▶ _What is asked_:
Write out the listing beneath this instruction in its entirety, exactly as it reads.

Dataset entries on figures
::::::::
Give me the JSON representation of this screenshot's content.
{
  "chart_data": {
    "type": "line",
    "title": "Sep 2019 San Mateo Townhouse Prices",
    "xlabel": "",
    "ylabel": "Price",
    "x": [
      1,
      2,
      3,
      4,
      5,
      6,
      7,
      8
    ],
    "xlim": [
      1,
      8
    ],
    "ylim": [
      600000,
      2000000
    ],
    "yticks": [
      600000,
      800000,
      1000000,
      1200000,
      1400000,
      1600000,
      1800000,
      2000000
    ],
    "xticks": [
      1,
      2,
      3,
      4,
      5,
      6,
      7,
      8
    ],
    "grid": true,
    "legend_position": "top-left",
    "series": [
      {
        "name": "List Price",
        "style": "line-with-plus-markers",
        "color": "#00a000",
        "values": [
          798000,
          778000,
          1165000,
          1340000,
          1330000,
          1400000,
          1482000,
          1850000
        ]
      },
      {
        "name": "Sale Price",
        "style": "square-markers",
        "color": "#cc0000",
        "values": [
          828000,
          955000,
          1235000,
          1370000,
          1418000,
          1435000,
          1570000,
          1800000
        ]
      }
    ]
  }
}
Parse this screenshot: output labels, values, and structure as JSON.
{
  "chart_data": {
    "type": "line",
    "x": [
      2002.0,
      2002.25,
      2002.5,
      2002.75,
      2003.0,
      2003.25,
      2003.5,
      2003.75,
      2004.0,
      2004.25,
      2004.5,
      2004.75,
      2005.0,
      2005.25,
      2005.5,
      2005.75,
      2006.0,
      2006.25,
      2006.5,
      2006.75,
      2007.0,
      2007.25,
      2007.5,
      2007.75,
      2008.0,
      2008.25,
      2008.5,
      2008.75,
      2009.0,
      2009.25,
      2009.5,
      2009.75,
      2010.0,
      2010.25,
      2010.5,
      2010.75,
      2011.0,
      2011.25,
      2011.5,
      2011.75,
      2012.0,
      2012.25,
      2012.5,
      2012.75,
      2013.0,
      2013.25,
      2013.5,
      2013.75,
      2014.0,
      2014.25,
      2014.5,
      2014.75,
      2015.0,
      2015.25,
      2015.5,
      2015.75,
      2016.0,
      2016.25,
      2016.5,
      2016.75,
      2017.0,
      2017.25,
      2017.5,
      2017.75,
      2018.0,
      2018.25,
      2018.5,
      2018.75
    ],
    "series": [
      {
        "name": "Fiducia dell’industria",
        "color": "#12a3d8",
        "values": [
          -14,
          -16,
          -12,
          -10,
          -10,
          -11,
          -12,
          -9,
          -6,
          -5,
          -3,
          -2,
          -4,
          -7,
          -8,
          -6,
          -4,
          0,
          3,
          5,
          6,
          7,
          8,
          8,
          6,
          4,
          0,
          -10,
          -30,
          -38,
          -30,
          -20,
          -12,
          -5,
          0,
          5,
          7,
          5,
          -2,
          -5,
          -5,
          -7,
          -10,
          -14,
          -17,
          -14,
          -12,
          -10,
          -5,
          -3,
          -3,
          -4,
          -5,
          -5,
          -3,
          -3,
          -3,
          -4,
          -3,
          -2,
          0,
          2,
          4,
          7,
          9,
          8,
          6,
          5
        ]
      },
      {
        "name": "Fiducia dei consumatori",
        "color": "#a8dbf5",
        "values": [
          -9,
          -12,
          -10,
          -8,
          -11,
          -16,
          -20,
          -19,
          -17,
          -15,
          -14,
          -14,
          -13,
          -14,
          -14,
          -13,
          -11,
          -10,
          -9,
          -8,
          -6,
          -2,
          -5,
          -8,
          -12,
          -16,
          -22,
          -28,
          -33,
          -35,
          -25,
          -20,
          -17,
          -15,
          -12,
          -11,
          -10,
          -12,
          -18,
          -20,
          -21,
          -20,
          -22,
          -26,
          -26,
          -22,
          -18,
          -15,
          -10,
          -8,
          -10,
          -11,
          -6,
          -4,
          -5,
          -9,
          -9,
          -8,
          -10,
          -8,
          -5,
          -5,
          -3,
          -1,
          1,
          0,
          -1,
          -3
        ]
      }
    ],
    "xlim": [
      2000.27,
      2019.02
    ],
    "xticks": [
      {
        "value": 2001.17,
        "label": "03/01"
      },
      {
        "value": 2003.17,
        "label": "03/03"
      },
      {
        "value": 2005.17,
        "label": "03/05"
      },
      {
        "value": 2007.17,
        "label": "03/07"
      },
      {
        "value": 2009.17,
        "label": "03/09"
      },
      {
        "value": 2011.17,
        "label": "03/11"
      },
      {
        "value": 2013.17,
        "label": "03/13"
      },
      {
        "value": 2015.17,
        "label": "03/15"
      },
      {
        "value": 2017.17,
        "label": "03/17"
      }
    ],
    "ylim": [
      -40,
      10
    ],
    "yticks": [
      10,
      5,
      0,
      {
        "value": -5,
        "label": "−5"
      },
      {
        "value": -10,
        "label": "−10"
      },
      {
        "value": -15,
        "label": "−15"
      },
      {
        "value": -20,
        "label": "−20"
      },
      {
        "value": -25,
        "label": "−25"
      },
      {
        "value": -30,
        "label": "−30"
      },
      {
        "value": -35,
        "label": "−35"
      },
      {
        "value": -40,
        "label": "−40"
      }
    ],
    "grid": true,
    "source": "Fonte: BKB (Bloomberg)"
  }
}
::::::::
▶ _Solution for this exercise_:
Give me the JSON representation of this screenshot's content.
{
  "chart_data": {
    "type": "line",
    "title": "Sep 2019 San Mateo Townhouse Prices",
    "xlabel": "",
    "ylabel": "Price",
    "x": [
      1,
      2,
      3,
      4,
      5,
      6,
      7,
      8
    ],
    "xlim": [
      1,
      8
    ],
    "ylim": [
      600000,
      2000000
    ],
    "yticks": [
      600000,
      800000,
      1000000,
      1200000,
      1400000,
      1600000,
      1800000,
      2000000
    ],
    "xticks": [
      1,
      2,
      3,
      4,
      5,
      6,
      7,
      8
    ],
    "grid": true,
    "legend_position": "top-left",
    "series": [
      {
        "name": "List Price",
        "style": "line-with-plus-markers",
        "color": "#00a000",
        "values": [
          798000,
          778000,
          1165000,
          1340000,
          1330000,
          1400000,
          1482000,
          1850000
        ]
      },
      {
        "name": "Sale Price",
        "style": "square-markers",
        "color": "#cc0000",
        "values": [
          828000,
          955000,
          1235000,
          1370000,
          1418000,
          1435000,
          1570000,
          1800000
        ]
      }
    ]
  }
}
Parse this screenshot: output labels, values, and structure as JSON.
{
  "chart_data": {
    "type": "line",
    "x": [
      2002.0,
      2002.25,
      2002.5,
      2002.75,
      2003.0,
      2003.25,
      2003.5,
      2003.75,
      2004.0,
      2004.25,
      2004.5,
      2004.75,
      2005.0,
      2005.25,
      2005.5,
      2005.75,
      2006.0,
      2006.25,
      2006.5,
      2006.75,
      2007.0,
      2007.25,
      2007.5,
      2007.75,
      2008.0,
      2008.25,
      2008.5,
      2008.75,
      2009.0,
      2009.25,
      2009.5,
      2009.75,
      2010.0,
      2010.25,
      2010.5,
      2010.75,
      2011.0,
      2011.25,
      2011.5,
      2011.75,
      2012.0,
      2012.25,
      2012.5,
      2012.75,
      2013.0,
      2013.25,
      2013.5,
      2013.75,
      2014.0,
      2014.25,
      2014.5,
      2014.75,
      2015.0,
      2015.25,
      2015.5,
      2015.75,
      2016.0,
      2016.25,
      2016.5,
      2016.75,
      2017.0,
      2017.25,
      2017.5,
      2017.75,
      2018.0,
      2018.25,
      2018.5,
      2018.75
    ],
    "series": [
      {
        "name": "Fiducia dell’industria",
        "color": "#12a3d8",
        "values": [
          -14,
          -16,
          -12,
          -10,
          -10,
          -11,
          -12,
          -9,
          -6,
          -5,
          -3,
          -2,
          -4,
          -7,
          -8,
          -6,
          -4,
          0,
          3,
          5,
          6,
          7,
          8,
          8,
          6,
          4,
          0,
          -10,
          -30,
          -38,
          -30,
          -20,
          -12,
          -5,
          0,
          5,
          7,
          5,
          -2,
          -5,
          -5,
          -7,
          -10,
          -14,
          -17,
          -14,
          -12,
          -10,
          -5,
          -3,
          -3,
          -4,
          -5,
          -5,
          -3,
          -3,
          -3,
          -4,
          -3,
          -2,
          0,
          2,
          4,
          7,
          9,
          8,
          6,
          5
        ]
      },
      {
        "name": "Fiducia dei consumatori",
        "color": "#a8dbf5",
        "values": [
          -9,
          -12,
          -10,
          -8,
          -11,
          -16,
          -20,
          -19,
          -17,
          -15,
          -14,
          -14,
          -13,
          -14,
          -14,
          -13,
          -11,
          -10,
          -9,
          -8,
          -6,
          -2,
          -5,
          -8,
          -12,
          -16,
          -22,
          -28,
          -33,
          -35,
          -25,
          -20,
          -17,
          -15,
          -12,
          -11,
          -10,
          -12,
          -18,
          -20,
          -21,
          -20,
          -22,
          -26,
          -26,
          -22,
          -18,
          -15,
          -10,
          -8,
          -10,
          -11,
          -6,
          -4,
          -5,
          -9,
          -9,
          -8,
          -10,
          -8,
          -5,
          -5,
          -3,
          -1,
          1,
          0,
          -1,
          -3
        ]
      }
    ],
    "xlim": [
      2000.27,
      2019.02
    ],
    "xticks": [
      {
        "value": 2001.17,
        "label": "03/01"
      },
      {
        "value": 2003.17,
        "label": "03/03"
      },
      {
        "value": 2005.17,
        "label": "03/05"
      },
      {
        "value": 2007.17,
        "label": "03/07"
      },
      {
        "value": 2009.17,
        "label": "03/09"
      },
      {
        "value": 2011.17,
        "label": "03/11"
      },
      {
        "value": 2013.17,
        "label": "03/13"
      },
      {
        "value": 2015.17,
        "label": "03/15"
      },
      {
        "value": 2017.17,
        "label": "03/17"
      }
    ],
    "ylim": [
      -40,
      10
    ],
    "yticks": [
      10,
      5,
      0,
      {
        "value": -5,
        "label": "−5"
      },
      {
        "value": -10,
        "label": "−10"
      },
      {
        "value": -15,
        "label": "−15"
      },
      {
        "value": -20,
        "label": "−20"
      },
      {
        "value": -25,
        "label": "−25"
      },
      {
        "value": -30,
        "label": "−30"
      },
      {
        "value": -35,
        "label": "−35"
      },
      {
        "value": -40,
        "label": "−40"
      }
    ],
    "grid": true,
    "source": "Fonte: BKB (Bloomberg)"
  }
}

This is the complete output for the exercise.